STATED GOAL
From the entries that follow, list every line in which the string "JSON" appears.

___

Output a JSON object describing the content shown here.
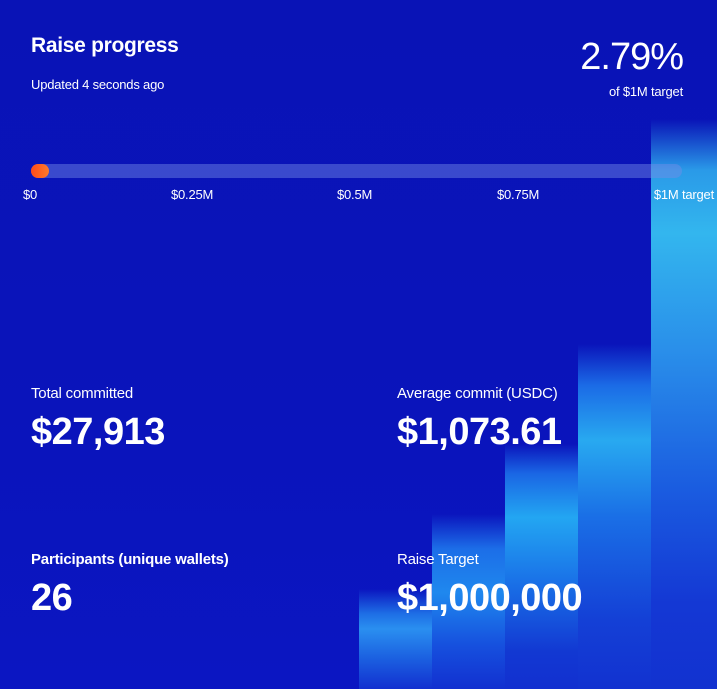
{
  "header": {
    "title": "Raise progress",
    "updated": "Updated 4 seconds ago",
    "percent": "2.79%",
    "percent_caption": "of $1M target"
  },
  "progress": {
    "raised": 27913,
    "target": 1000000,
    "fill_fraction": 0.0279,
    "ticks": [
      "$0",
      "$0.25M",
      "$0.5M",
      "$0.75M",
      "$1M target"
    ]
  },
  "stats": [
    {
      "label": "Total committed",
      "value": "$27,913"
    },
    {
      "label": "Average commit (USDC)",
      "value": "$1,073.61"
    },
    {
      "label": "Participants (unique wallets)",
      "value": "26"
    },
    {
      "label": "Raise Target",
      "value": "$1,000,000"
    }
  ],
  "colors": {
    "background": "#0a12b8",
    "progress_fill": "#ff5a1f",
    "track": "#5a6ad8",
    "text": "#ffffff",
    "accent_glow": "#33b6ee"
  }
}
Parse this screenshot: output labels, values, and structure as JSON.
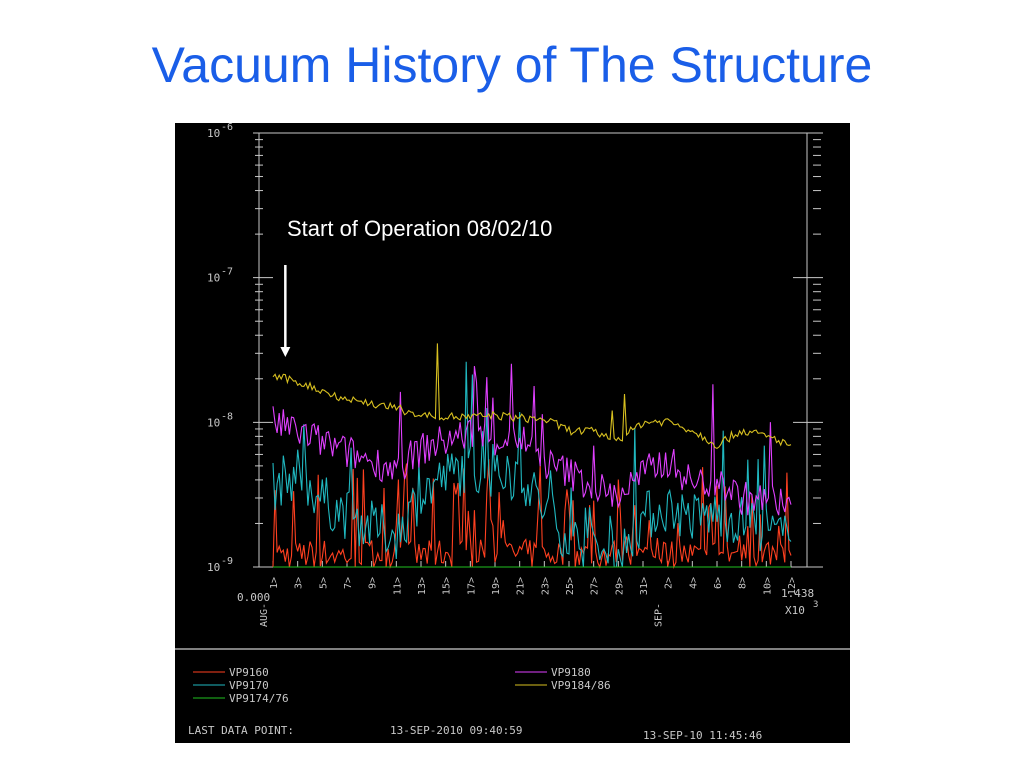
{
  "slide": {
    "title": "Vacuum History of The Structure"
  },
  "colors": {
    "background": "#000000",
    "axis": "#c8c8c8",
    "title": "#1a5ee8",
    "annotation": "#ffffff"
  },
  "chart_data": {
    "type": "line",
    "title": "",
    "xlabel": "",
    "ylabel": "",
    "y_scale": "log",
    "ylim": [
      1e-09,
      1e-06
    ],
    "y_tick_labels": [
      {
        "value": 1e-06,
        "base": "10",
        "exp": "-6"
      },
      {
        "value": 1e-07,
        "base": "10",
        "exp": "-7"
      },
      {
        "value": 1e-08,
        "base": "10",
        "exp": "-8"
      },
      {
        "value": 1e-09,
        "base": "10",
        "exp": "-9"
      }
    ],
    "x_start_label": "0.000",
    "x_end_label": "1.438",
    "x_multiplier_base": "X10",
    "x_multiplier_exp": "3",
    "x_day_ticks": [
      "1>",
      "3>",
      "5>",
      "7>",
      "9>",
      "11>",
      "13>",
      "15>",
      "17>",
      "19>",
      "21>",
      "23>",
      "25>",
      "27>",
      "29>",
      "31>",
      "2>",
      "4>",
      "6>",
      "8>",
      "10>",
      "12>"
    ],
    "x_month_labels": [
      {
        "label": "AUG-",
        "at_tick": 0
      },
      {
        "label": "SEP-",
        "at_tick": 16
      }
    ],
    "annotation": {
      "text": "Start of Operation 08/02/10",
      "points_to_day": 2
    },
    "series": [
      {
        "name": "VP9160",
        "color": "#ff4020",
        "values": [
          1.25e-09,
          1.2e-09,
          1.25e-09,
          1.2e-09,
          1.25e-09,
          1.25e-09,
          1.2e-09,
          1.25e-09,
          1.25e-09,
          1.2e-09,
          1.25e-09,
          1.2e-09,
          1.25e-09,
          1.2e-09,
          1.25e-09,
          1.2e-09,
          1.25e-09,
          1.2e-09,
          1.25e-09,
          1.2e-09,
          1.25e-09,
          1.2e-09
        ]
      },
      {
        "name": "VP9170",
        "color": "#20b8c0",
        "values": [
          3.6e-09,
          4.5e-09,
          2.9e-09,
          2.3e-09,
          1.9e-09,
          1.7e-09,
          3.2e-09,
          4.2e-09,
          5e-09,
          4e-09,
          4.5e-09,
          2.5e-09,
          1.6e-09,
          1.3e-09,
          1.15e-09,
          2.2e-09,
          2.6e-09,
          2.2e-09,
          2.3e-09,
          2.1e-09,
          1.8e-09,
          1.5e-09
        ]
      },
      {
        "name": "VP9174/76",
        "color": "#20c020",
        "values": [
          1e-09,
          1e-09,
          1e-09,
          1e-09,
          1e-09,
          1e-09,
          1e-09,
          1e-09,
          1e-09,
          1e-09,
          1e-09,
          1e-09,
          1e-09,
          1e-09,
          1e-09,
          1e-09,
          1e-09,
          1e-09,
          1e-09,
          1e-09,
          1e-09,
          1e-09
        ]
      },
      {
        "name": "VP9180",
        "color": "#e040ff",
        "values": [
          1e-08,
          8.7e-09,
          7.3e-09,
          6.2e-09,
          5.4e-09,
          4.8e-09,
          6.5e-09,
          7.5e-09,
          8.5e-09,
          7.5e-09,
          8e-09,
          5.2e-09,
          4.5e-09,
          3.6e-09,
          3.1e-09,
          4.4e-09,
          5.5e-09,
          3.8e-09,
          3.9e-09,
          3e-09,
          2.9e-09,
          2.7e-09
        ]
      },
      {
        "name": "VP9184/86",
        "color": "#d8c020",
        "values": [
          2.1e-08,
          1.9e-08,
          1.65e-08,
          1.45e-08,
          1.35e-08,
          1.25e-08,
          1.12e-08,
          1.1e-08,
          1.08e-08,
          1.12e-08,
          1.07e-08,
          1.05e-08,
          8.8e-09,
          8.6e-09,
          7.5e-09,
          1e-08,
          1.02e-08,
          8.8e-09,
          7e-09,
          8.8e-09,
          8e-09,
          7e-09
        ]
      }
    ],
    "legend": {
      "placement": "bottom",
      "columns": [
        [
          "VP9160",
          "VP9170",
          "VP9174/76"
        ],
        [
          "VP9180",
          "VP9184/86"
        ]
      ]
    },
    "footer": {
      "last_data_label": "LAST DATA POINT:",
      "last_data_value": "13-SEP-2010 09:40:59",
      "timestamp": "13-SEP-10 11:45:46"
    }
  }
}
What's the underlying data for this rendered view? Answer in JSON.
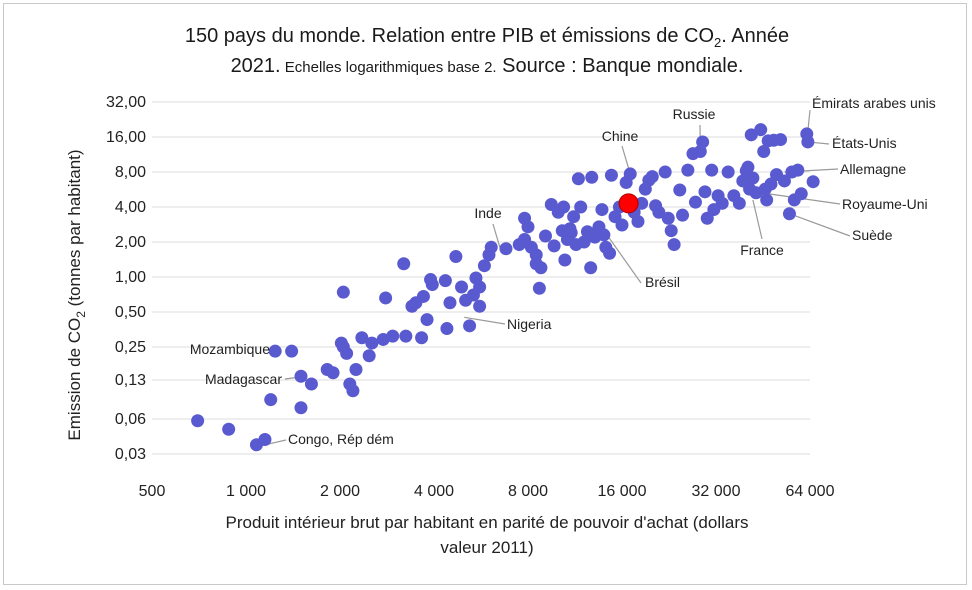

___

SOLUTION TO THIS PROBLEM
Output a JSON object describing the content shown here.
Parse this screenshot: output labels, values, and structure as JSON.
What's the underlying data for this rendered view? Answer in JSON.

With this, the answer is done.